Goal of the exercise: Count how many lines have the word "left" in them. Reply with that number by itself.

Data section:
□ □ □ □ □

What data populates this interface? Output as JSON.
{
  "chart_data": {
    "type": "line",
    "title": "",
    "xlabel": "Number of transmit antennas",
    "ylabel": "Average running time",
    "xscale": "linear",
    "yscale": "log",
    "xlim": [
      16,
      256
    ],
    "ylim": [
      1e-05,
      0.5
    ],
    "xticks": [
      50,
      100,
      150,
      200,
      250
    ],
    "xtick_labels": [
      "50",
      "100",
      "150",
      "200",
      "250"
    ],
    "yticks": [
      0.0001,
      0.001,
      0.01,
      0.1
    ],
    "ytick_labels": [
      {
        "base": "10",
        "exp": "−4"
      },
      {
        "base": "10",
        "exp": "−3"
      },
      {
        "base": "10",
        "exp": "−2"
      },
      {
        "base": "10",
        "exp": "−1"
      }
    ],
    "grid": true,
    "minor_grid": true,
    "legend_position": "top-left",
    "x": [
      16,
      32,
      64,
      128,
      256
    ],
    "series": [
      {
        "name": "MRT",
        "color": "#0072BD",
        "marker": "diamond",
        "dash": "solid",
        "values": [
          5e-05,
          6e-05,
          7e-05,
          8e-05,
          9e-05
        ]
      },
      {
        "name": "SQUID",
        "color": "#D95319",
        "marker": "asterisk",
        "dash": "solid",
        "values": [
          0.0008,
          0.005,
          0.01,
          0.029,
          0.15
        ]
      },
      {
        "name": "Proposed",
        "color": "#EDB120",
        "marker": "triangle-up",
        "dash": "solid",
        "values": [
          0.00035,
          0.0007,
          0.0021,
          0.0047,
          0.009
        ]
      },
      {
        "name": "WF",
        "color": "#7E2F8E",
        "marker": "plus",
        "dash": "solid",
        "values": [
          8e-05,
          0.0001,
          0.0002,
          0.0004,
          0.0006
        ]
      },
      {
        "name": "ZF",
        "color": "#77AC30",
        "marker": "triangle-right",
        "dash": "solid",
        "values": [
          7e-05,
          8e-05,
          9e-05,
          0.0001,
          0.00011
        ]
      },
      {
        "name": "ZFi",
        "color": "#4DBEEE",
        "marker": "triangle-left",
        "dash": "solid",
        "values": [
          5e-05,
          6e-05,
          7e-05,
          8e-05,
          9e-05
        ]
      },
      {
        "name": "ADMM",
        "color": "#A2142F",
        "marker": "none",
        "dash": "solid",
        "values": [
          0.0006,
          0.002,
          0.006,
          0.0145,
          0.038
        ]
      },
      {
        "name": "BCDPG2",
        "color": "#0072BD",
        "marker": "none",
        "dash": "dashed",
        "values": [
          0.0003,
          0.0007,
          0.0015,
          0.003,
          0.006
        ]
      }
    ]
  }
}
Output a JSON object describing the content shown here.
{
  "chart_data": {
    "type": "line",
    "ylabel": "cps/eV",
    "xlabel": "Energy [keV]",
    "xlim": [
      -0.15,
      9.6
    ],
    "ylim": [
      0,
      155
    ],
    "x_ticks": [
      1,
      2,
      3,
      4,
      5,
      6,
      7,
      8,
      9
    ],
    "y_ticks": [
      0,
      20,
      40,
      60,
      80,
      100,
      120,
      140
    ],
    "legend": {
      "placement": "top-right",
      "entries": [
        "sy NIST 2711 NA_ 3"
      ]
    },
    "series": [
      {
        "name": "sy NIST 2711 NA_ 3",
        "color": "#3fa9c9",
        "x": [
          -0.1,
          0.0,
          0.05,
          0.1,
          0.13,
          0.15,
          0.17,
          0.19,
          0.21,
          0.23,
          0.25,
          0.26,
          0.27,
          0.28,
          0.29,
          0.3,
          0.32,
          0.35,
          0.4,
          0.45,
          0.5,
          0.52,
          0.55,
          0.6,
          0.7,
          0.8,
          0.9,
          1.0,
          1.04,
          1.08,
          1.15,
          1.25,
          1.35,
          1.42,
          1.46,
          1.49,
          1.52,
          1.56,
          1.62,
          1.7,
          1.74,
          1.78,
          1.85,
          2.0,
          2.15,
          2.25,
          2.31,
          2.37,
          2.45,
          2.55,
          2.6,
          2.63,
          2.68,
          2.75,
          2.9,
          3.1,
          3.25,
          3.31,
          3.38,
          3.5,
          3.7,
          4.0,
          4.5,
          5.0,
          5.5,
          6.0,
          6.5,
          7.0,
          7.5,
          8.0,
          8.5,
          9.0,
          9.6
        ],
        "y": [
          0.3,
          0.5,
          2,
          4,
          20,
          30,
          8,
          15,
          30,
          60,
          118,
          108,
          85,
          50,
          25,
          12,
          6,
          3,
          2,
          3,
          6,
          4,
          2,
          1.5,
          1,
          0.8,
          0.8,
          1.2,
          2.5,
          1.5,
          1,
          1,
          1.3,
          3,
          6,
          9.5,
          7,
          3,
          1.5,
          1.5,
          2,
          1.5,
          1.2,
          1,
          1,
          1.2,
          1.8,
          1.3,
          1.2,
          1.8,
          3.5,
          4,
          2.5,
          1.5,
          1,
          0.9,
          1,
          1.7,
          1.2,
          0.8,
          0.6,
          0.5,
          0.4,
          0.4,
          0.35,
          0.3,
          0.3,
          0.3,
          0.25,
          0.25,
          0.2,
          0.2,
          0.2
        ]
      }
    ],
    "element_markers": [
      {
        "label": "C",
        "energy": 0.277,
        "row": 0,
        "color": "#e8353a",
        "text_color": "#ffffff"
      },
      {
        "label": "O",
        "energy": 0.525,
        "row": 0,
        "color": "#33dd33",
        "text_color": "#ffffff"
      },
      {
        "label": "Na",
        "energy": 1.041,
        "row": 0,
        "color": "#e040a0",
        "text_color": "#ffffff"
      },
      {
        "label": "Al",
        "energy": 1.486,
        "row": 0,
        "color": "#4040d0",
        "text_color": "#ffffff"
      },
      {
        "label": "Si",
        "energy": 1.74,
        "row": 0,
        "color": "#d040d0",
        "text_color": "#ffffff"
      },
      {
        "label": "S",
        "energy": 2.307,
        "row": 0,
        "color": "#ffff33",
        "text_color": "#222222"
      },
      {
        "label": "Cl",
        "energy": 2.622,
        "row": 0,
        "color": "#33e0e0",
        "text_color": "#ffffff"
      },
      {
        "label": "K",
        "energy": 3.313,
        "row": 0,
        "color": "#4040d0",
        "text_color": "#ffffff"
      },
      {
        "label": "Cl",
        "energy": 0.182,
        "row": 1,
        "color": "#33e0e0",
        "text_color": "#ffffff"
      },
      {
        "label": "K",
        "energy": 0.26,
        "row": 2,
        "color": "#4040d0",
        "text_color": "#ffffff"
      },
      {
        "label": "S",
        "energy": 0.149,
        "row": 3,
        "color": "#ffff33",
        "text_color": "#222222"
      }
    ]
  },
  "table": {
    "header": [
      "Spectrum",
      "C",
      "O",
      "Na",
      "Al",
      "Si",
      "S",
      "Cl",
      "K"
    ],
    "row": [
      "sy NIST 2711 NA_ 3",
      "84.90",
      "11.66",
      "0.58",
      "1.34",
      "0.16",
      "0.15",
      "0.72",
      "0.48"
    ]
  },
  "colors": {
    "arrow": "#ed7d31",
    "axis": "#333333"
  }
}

□ □ □ □ □

Output of the exercise: 2